High-level description of the system architecture. Map every major PRD requirement to an architectural component. Summarize the system's purpose, key design decisions, and architectural style.

### Requirement Traceability

| PRD Requirement | Architectural Component |
|----------------|------------------------|
| ... | ... |

## System Architecture

Describe the complete system architecture including all services, databases, message queues, caches, and external integrations. Show how components are organized, what technology stack each uses, and how they communicate.

### Technology Stack

| Layer | Technology | Justification |
|-------|-----------|---------------|
| Language | ... | ... |
| Framework | ... | ... |
| Database | ... | ... |
| Queue | ... | ... |
| Cache | ... | ... |
| Infrastructure | ... | ... |

If the feature has no backend component, write `N/A` with a brief reason.

### Component Architecture

Describe each major component, its responsibility, and how it fits into the overall system.

## Service Boundaries

Define service boundaries with clear responsibilities and communication patterns.

For each service or module:
- Name and single responsibility
- Owned data
- Communication patterns with other services (sync, async, event-driven)
- Potential coupling points and mitigation

### Communication Matrix

| From | To | Pattern | Protocol | Purpose |
|------|----|---------|----------|---------|
| ... | ... | ... | ... | ... |

## Data Flow

Describe how data moves through the system end-to-end. Include:
- Request lifecycle from entry point to response
- Background job processing flow
- Event propagation flow
- Data transformation and enrichment steps

## Database Schema

Define all database tables, columns, indexes, partition keys, constraints, and relationships. If the feature requires no database changes, write `N/A` with a brief reason.

### Table Definitions

For each table:
- Table name and purpose
- Column definitions (name, type, constraints, defaults)
- Indexes with justification based on query patterns
- Partition keys (where applicable)
- Foreign key relationships

### Entity Relationships

Describe relationships between tables.

◆ **Tasks to carry out**:
a. Answer these questions from the architecture template:
(i) What should be written if the feature has no backend component?
(ii) What are the five column headings of the communication matrix?
(iii) Which three communication patterns are listed for services?
b. Print the part of the architecture template between "Define all database" and "type, constraints, defaults)", inclusive.
The entries come from a separate source and are not part of the architecture template.

◆ **Data supplied**:
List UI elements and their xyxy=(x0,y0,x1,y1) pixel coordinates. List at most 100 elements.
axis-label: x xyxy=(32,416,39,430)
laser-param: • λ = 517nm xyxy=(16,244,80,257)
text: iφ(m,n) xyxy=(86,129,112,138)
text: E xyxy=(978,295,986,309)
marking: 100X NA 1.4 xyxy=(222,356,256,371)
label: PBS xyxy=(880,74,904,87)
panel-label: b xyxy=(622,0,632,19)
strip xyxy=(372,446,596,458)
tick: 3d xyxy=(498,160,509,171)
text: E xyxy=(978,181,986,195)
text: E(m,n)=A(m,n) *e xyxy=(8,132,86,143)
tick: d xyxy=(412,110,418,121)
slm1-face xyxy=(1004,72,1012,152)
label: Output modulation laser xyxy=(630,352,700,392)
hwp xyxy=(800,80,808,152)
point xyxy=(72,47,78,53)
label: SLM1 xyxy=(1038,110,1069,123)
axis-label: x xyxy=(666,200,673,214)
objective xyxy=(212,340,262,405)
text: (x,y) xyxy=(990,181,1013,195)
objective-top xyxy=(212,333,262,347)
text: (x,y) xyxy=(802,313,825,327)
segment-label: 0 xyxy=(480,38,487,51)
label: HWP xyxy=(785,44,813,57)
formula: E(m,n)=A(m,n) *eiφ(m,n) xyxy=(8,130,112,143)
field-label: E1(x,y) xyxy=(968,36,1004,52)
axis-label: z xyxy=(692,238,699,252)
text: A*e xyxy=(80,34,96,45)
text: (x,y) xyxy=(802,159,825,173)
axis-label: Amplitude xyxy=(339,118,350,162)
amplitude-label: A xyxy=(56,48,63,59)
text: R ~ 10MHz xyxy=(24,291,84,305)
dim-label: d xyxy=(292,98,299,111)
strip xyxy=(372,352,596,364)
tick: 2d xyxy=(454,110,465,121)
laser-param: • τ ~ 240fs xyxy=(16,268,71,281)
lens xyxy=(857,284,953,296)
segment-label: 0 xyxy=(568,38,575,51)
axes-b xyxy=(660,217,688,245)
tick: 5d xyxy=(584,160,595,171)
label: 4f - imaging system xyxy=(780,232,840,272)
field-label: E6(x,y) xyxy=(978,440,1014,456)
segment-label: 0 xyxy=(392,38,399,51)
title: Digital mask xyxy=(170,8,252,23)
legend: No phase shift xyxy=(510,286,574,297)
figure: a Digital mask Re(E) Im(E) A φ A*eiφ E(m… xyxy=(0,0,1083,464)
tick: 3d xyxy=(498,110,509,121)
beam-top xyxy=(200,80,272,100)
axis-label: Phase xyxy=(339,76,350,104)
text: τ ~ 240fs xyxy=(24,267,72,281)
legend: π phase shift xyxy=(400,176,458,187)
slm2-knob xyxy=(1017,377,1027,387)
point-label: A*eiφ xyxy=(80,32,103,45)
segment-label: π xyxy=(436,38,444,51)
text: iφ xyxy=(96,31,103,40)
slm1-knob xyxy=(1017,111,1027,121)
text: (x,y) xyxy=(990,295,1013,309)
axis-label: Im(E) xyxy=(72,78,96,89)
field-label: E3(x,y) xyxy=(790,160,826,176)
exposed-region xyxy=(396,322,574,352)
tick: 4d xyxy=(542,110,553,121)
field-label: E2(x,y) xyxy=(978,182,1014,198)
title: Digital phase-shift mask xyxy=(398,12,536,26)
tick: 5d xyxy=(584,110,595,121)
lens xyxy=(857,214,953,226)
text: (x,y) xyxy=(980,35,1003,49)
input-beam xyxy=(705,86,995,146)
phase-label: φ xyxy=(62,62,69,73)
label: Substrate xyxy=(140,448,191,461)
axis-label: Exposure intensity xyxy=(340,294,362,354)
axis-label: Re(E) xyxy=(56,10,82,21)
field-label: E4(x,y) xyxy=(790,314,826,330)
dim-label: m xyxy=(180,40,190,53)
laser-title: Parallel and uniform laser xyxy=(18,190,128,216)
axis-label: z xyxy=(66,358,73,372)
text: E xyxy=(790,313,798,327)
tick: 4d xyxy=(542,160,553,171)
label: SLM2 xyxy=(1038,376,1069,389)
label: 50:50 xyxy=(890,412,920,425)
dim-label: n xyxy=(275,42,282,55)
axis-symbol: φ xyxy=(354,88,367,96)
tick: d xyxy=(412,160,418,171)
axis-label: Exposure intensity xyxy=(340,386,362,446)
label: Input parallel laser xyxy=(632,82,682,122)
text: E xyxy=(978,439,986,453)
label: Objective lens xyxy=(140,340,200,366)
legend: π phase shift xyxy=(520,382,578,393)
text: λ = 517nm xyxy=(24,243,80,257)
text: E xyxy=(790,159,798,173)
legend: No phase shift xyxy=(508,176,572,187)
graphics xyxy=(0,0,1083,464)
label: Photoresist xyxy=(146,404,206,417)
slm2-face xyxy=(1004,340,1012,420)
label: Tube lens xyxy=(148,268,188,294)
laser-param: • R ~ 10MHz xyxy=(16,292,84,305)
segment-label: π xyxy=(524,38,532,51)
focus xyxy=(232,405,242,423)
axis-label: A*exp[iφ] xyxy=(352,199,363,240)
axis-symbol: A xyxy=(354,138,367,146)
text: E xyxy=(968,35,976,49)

◆ **Answers**:
a.
(i) `N/A` with a brief reason
(ii) From, To, Pattern, Protocol, Purpose
(iii) Sync, async, event-driven

b.
Define all database tables, columns, indexes, partition keys, constraints, and relationships. If the feature requires no database changes, write `N/A` with a brief reason.

### Table Definitions

For each table:
- Table name and purpose
- Column definitions (name, type, constraints, defaults)